*Short exercise:*
Exclude the pictures and reproduce the remaining data exactly as written.

*Supplied entries:*
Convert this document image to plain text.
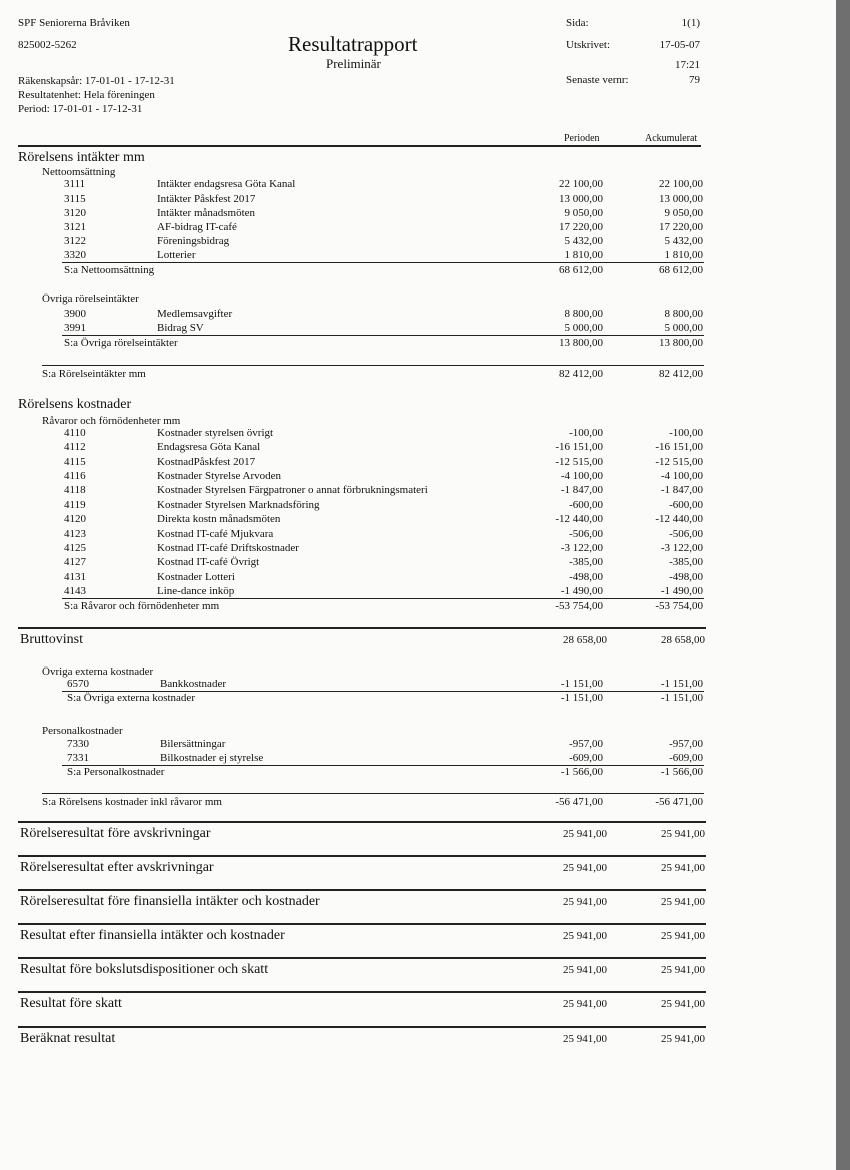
SPF Seniorerna Bråviken
825002-5262	Resultatrapport
Preliminär
Räkenskapsår: 17-01-01 - 17-12-31
Resultatenhet: Hela föreningen
Period: 17-01-01 - 17-12-31
Sida:	1(1)
Utskrivet:	17-05-07
17:21
Senaste vernr:	79
Perioden	Ackumulerat
Rörelsens intäkter mm
Nettoomsättning
3111	Intäkter endagsresa Göta Kanal	22 100,00	22 100,00
3115	Intäkter Påskfest 2017	13 000,00	13 000,00
3120	Intäkter månadsmöten	9 050,00	9 050,00
3121	AF-bidrag IT-café	17 220,00	17 220,00
3122	Föreningsbidrag	5 432,00	5 432,00
3320	Lotterier	1 810,00	1 810,00
S:a Nettoomsättning	68 612,00	68 612,00
Övriga rörelseintäkter
3900	Medlemsavgifter	8 800,00	8 800,00
3991	Bidrag SV	5 000,00	5 000,00
S:a Övriga rörelseintäkter	13 800,00	13 800,00
S:a Rörelseintäkter mm	82 412,00	82 412,00
Rörelsens kostnader
Råvaror och förnödenheter mm
4110	Kostnader styrelsen övrigt	-100,00	-100,00
4112	Endagsresa Göta Kanal	-16 151,00	-16 151,00
4115	KostnadPåskfest 2017	-12 515,00	-12 515,00
4116	Kostnader Styrelse Arvoden	-4 100,00	-4 100,00
4118	Kostnader Styrelsen Färgpatroner o annat förbrukningsmateri	-1 847,00	-1 847,00
4119	Kostnader Styrelsen Marknadsföring	-600,00	-600,00
4120	Direkta kostn månadsmöten	-12 440,00	-12 440,00
4123	Kostnad IT-café Mjukvara	-506,00	-506,00
4125	Kostnad IT-café Driftskostnader	-3 122,00	-3 122,00
4127	Kostnad IT-café Övrigt	-385,00	-385,00
4131	Kostnader Lotteri	-498,00	-498,00
4143	Line-dance inköp	-1 490,00	-1 490,00
S:a Råvaror och förnödenheter mm	-53 754,00	-53 754,00
Bruttovinst	28 658,00	28 658,00
Övriga externa kostnader
6570	Bankkostnader	-1 151,00	-1 151,00
S:a Övriga externa kostnader	-1 151,00	-1 151,00
Personalkostnader
7330	Bilersättningar	-957,00	-957,00
7331	Bilkostnader ej styrelse	-609,00	-609,00
S:a Personalkostnader	-1 566,00	-1 566,00
S:a Rörelsens kostnader inkl råvaror mm	-56 471,00	-56 471,00
Rörelseresultat före avskrivningar	25 941,00	25 941,00
Rörelseresultat efter avskrivningar	25 941,00	25 941,00
Rörelseresultat före finansiella intäkter och kostnader	25 941,00	25 941,00
Resultat efter finansiella intäkter och kostnader	25 941,00	25 941,00
Resultat före bokslutsdispositioner och skatt	25 941,00	25 941,00
Resultat före skatt	25 941,00	25 941,00
Beräknat resultat	25 941,00	25 941,00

*The answer:*
Convert this document image to plain text.
SPF Seniorerna Bråviken
825002-5262	Resultatrapport
Preliminär
Räkenskapsår: 17-01-01 - 17-12-31
Resultatenhet: Hela föreningen
Period: 17-01-01 - 17-12-31
Sida:	1(1)
Utskrivet:	17-05-07
17:21
Senaste vernr:	79
Perioden	Ackumulerat
Rörelsens intäkter mm
Nettoomsättning
3111	Intäkter endagsresa Göta Kanal	22 100,00	22 100,00
3115	Intäkter Påskfest 2017	13 000,00	13 000,00
3120	Intäkter månadsmöten	9 050,00	9 050,00
3121	AF-bidrag IT-café	17 220,00	17 220,00
3122	Föreningsbidrag	5 432,00	5 432,00
3320	Lotterier	1 810,00	1 810,00
S:a Nettoomsättning	68 612,00	68 612,00
Övriga rörelseintäkter
3900	Medlemsavgifter	8 800,00	8 800,00
3991	Bidrag SV	5 000,00	5 000,00
S:a Övriga rörelseintäkter	13 800,00	13 800,00
S:a Rörelseintäkter mm	82 412,00	82 412,00
Rörelsens kostnader
Råvaror och förnödenheter mm
4110	Kostnader styrelsen övrigt	-100,00	-100,00
4112	Endagsresa Göta Kanal	-16 151,00	-16 151,00
4115	KostnadPåskfest 2017	-12 515,00	-12 515,00
4116	Kostnader Styrelse Arvoden	-4 100,00	-4 100,00
4118	Kostnader Styrelsen Färgpatroner o annat förbrukningsmateri	-1 847,00	-1 847,00
4119	Kostnader Styrelsen Marknadsföring	-600,00	-600,00
4120	Direkta kostn månadsmöten	-12 440,00	-12 440,00
4123	Kostnad IT-café Mjukvara	-506,00	-506,00
4125	Kostnad IT-café Driftskostnader	-3 122,00	-3 122,00
4127	Kostnad IT-café Övrigt	-385,00	-385,00
4131	Kostnader Lotteri	-498,00	-498,00
4143	Line-dance inköp	-1 490,00	-1 490,00
S:a Råvaror och förnödenheter mm	-53 754,00	-53 754,00
Bruttovinst	28 658,00	28 658,00
Övriga externa kostnader
6570	Bankkostnader	-1 151,00	-1 151,00
S:a Övriga externa kostnader	-1 151,00	-1 151,00
Personalkostnader
7330	Bilersättningar	-957,00	-957,00
7331	Bilkostnader ej styrelse	-609,00	-609,00
S:a Personalkostnader	-1 566,00	-1 566,00
S:a Rörelsens kostnader inkl råvaror mm	-56 471,00	-56 471,00
Rörelseresultat före avskrivningar	25 941,00	25 941,00
Rörelseresultat efter avskrivningar	25 941,00	25 941,00
Rörelseresultat före finansiella intäkter och kostnader	25 941,00	25 941,00
Resultat efter finansiella intäkter och kostnader	25 941,00	25 941,00
Resultat före bokslutsdispositioner och skatt	25 941,00	25 941,00
Resultat före skatt	25 941,00	25 941,00
Beräknat resultat	25 941,00	25 941,00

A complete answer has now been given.